• **MATERIAL PROVIDED**:
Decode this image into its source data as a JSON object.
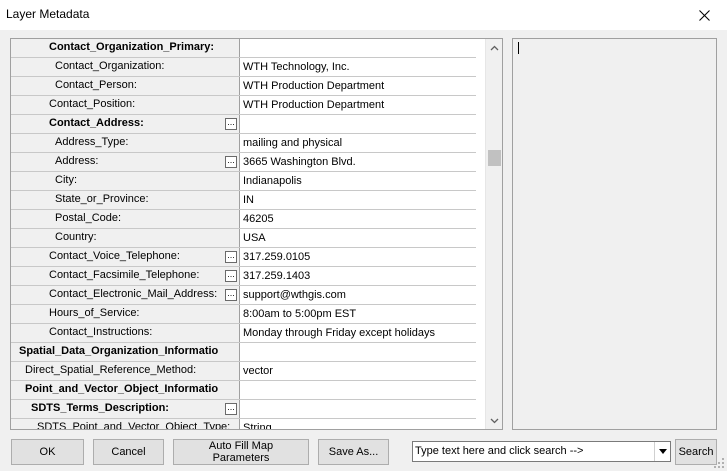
{
  "window": {
    "title": "Layer Metadata",
    "close_icon": "close-icon"
  },
  "grid": {
    "rows": [
      {
        "name": "Contact_Organization_Primary:",
        "value": "",
        "indent": 38,
        "bold": true,
        "ellipsis": false
      },
      {
        "name": "Contact_Organization:",
        "value": "WTH Technology, Inc.",
        "indent": 44,
        "bold": false,
        "ellipsis": false
      },
      {
        "name": "Contact_Person:",
        "value": "WTH Production Department",
        "indent": 44,
        "bold": false,
        "ellipsis": false
      },
      {
        "name": "Contact_Position:",
        "value": "WTH Production Department",
        "indent": 38,
        "bold": false,
        "ellipsis": false
      },
      {
        "name": "Contact_Address:",
        "value": "",
        "indent": 38,
        "bold": true,
        "ellipsis": true
      },
      {
        "name": "Address_Type:",
        "value": "mailing and physical",
        "indent": 44,
        "bold": false,
        "ellipsis": false
      },
      {
        "name": "Address:",
        "value": "3665 Washington Blvd.",
        "indent": 44,
        "bold": false,
        "ellipsis": true
      },
      {
        "name": "City:",
        "value": "Indianapolis",
        "indent": 44,
        "bold": false,
        "ellipsis": false
      },
      {
        "name": "State_or_Province:",
        "value": "IN",
        "indent": 44,
        "bold": false,
        "ellipsis": false
      },
      {
        "name": "Postal_Code:",
        "value": "46205",
        "indent": 44,
        "bold": false,
        "ellipsis": false
      },
      {
        "name": "Country:",
        "value": "USA",
        "indent": 44,
        "bold": false,
        "ellipsis": false
      },
      {
        "name": "Contact_Voice_Telephone:",
        "value": "317.259.0105",
        "indent": 38,
        "bold": false,
        "ellipsis": true
      },
      {
        "name": "Contact_Facsimile_Telephone:",
        "value": "317.259.1403",
        "indent": 38,
        "bold": false,
        "ellipsis": true
      },
      {
        "name": "Contact_Electronic_Mail_Address:",
        "value": "support@wthgis.com",
        "indent": 38,
        "bold": false,
        "ellipsis": true
      },
      {
        "name": "Hours_of_Service:",
        "value": "8:00am to 5:00pm EST",
        "indent": 38,
        "bold": false,
        "ellipsis": false
      },
      {
        "name": "Contact_Instructions:",
        "value": "Monday through Friday except holidays",
        "indent": 38,
        "bold": false,
        "ellipsis": false
      },
      {
        "name": "Spatial_Data_Organization_Informatio",
        "value": "",
        "indent": 8,
        "bold": true,
        "ellipsis": false
      },
      {
        "name": "Direct_Spatial_Reference_Method:",
        "value": "vector",
        "indent": 14,
        "bold": false,
        "ellipsis": false
      },
      {
        "name": "Point_and_Vector_Object_Informatio",
        "value": "",
        "indent": 14,
        "bold": true,
        "ellipsis": false
      },
      {
        "name": "SDTS_Terms_Description:",
        "value": "",
        "indent": 20,
        "bold": true,
        "ellipsis": true
      },
      {
        "name": "SDTS_Point_and_Vector_Object_Type:",
        "value": "String",
        "indent": 26,
        "bold": false,
        "ellipsis": false
      }
    ]
  },
  "buttons": {
    "ok": "OK",
    "cancel": "Cancel",
    "auto_fill": "Auto Fill Map Parameters",
    "save_as": "Save As...",
    "search": "Search"
  },
  "search": {
    "placeholder": "Type text here and click search -->"
  }
}
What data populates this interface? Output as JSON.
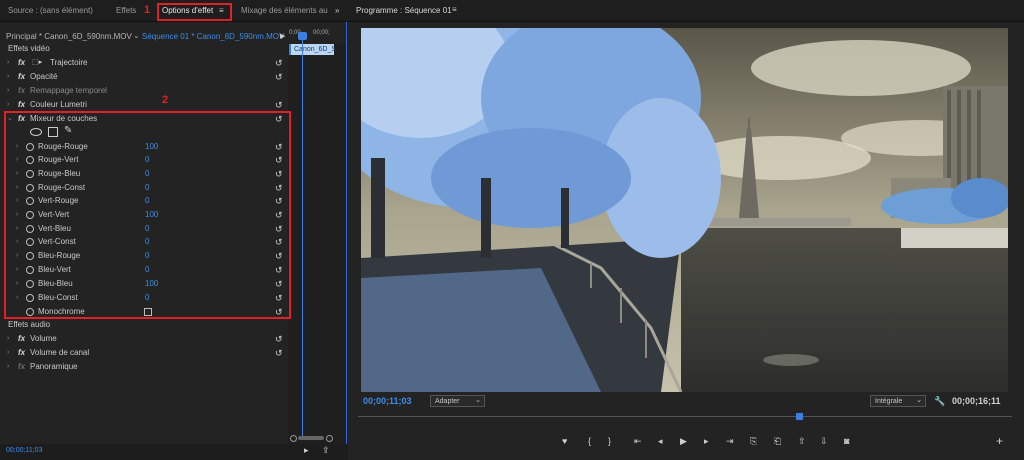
{
  "left_panel": {
    "tabs": [
      {
        "label": "Source : (sans élément)"
      },
      {
        "label": "Effets"
      },
      {
        "label": "Options d'effet"
      },
      {
        "label": "Mixage des éléments au"
      }
    ],
    "annotation_1": "1",
    "annotation_2": "2",
    "header": {
      "source_clip": "Principal * Canon_6D_590nm.MOV",
      "sequence_clip": "Séquence 01 * Canon_6D_590nm.MOV",
      "timecode_a": "0;00",
      "timecode_b": "00;00;",
      "clip_label": "Canon_6D_S"
    },
    "sections": {
      "video": "Effets vidéo",
      "audio": "Effets audio"
    },
    "video_effects": [
      {
        "label": "Trajectoire"
      },
      {
        "label": "Opacité"
      },
      {
        "label": "Remappage temporel"
      },
      {
        "label": "Couleur Lumetri"
      },
      {
        "label": "Mixeur de couches"
      }
    ],
    "mixer_params": [
      {
        "label": "Rouge-Rouge",
        "value": "100"
      },
      {
        "label": "Rouge-Vert",
        "value": "0"
      },
      {
        "label": "Rouge-Bleu",
        "value": "0"
      },
      {
        "label": "Rouge-Const",
        "value": "0"
      },
      {
        "label": "Vert-Rouge",
        "value": "0"
      },
      {
        "label": "Vert-Vert",
        "value": "100"
      },
      {
        "label": "Vert-Bleu",
        "value": "0"
      },
      {
        "label": "Vert-Const",
        "value": "0"
      },
      {
        "label": "Bleu-Rouge",
        "value": "0"
      },
      {
        "label": "Bleu-Vert",
        "value": "0"
      },
      {
        "label": "Bleu-Bleu",
        "value": "100"
      },
      {
        "label": "Bleu-Const",
        "value": "0"
      },
      {
        "label": "Monochrome",
        "value": ""
      }
    ],
    "audio_effects": [
      {
        "label": "Volume"
      },
      {
        "label": "Volume de canal"
      },
      {
        "label": "Panoramique"
      }
    ],
    "bottom_timecode": "00;00;11;03"
  },
  "program_panel": {
    "title": "Programme : Séquence 01",
    "current_timecode": "00;00;11;03",
    "zoom": "Adapter",
    "quality": "Intégrale",
    "duration_timecode": "00;00;16;11"
  },
  "colors": {
    "accent_blue": "#3d8eea",
    "annotation_red": "#e0202a",
    "panel_bg": "#232323"
  }
}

• **TO DO**: Extract every line of the records above that contains the word "this".

• **ANSWER TO THE EXERCISE**:
Decode this image into its source data as a JSON object.
What data populates this interface? Output as JSON.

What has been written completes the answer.